═══ DATA EXCERPTS
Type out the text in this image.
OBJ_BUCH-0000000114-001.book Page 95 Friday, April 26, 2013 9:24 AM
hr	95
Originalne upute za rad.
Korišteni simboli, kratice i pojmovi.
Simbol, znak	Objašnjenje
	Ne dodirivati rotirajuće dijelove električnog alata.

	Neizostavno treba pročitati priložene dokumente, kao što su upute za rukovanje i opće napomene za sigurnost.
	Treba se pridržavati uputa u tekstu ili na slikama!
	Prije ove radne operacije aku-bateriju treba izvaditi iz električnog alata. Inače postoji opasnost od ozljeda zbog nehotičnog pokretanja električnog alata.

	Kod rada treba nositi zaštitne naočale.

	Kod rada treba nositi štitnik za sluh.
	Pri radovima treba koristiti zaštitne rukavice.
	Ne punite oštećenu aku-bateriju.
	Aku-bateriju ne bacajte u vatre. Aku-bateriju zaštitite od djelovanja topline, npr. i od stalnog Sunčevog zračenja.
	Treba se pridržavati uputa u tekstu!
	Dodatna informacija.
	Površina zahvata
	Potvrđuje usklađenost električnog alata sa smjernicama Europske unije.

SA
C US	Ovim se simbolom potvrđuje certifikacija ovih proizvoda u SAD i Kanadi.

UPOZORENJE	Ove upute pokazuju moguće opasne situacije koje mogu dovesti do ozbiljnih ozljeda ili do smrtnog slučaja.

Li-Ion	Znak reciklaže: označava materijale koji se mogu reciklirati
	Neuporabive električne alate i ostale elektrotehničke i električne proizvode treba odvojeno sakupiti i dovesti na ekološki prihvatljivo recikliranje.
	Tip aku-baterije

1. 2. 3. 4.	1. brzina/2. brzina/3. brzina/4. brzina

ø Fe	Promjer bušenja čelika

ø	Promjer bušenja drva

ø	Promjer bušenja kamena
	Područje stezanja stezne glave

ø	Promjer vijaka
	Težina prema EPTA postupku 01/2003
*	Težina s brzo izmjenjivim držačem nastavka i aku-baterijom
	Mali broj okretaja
══════
• _WRITTEN REQUEST_
Gather from the data above every line with the string "bateriju".

• _WRITTEN REPLY_
	Prije ove radne operacije aku-bateriju treba izvaditi iz električnog alata. Inače postoji opasnost od ozljeda zbog nehotičnog pokretanja električnog alata.
	Ne punite oštećenu aku-bateriju.
	Aku-bateriju ne bacajte u vatre. Aku-bateriju zaštitite od djelovanja topline, npr. i od stalnog Sunčevog zračenja.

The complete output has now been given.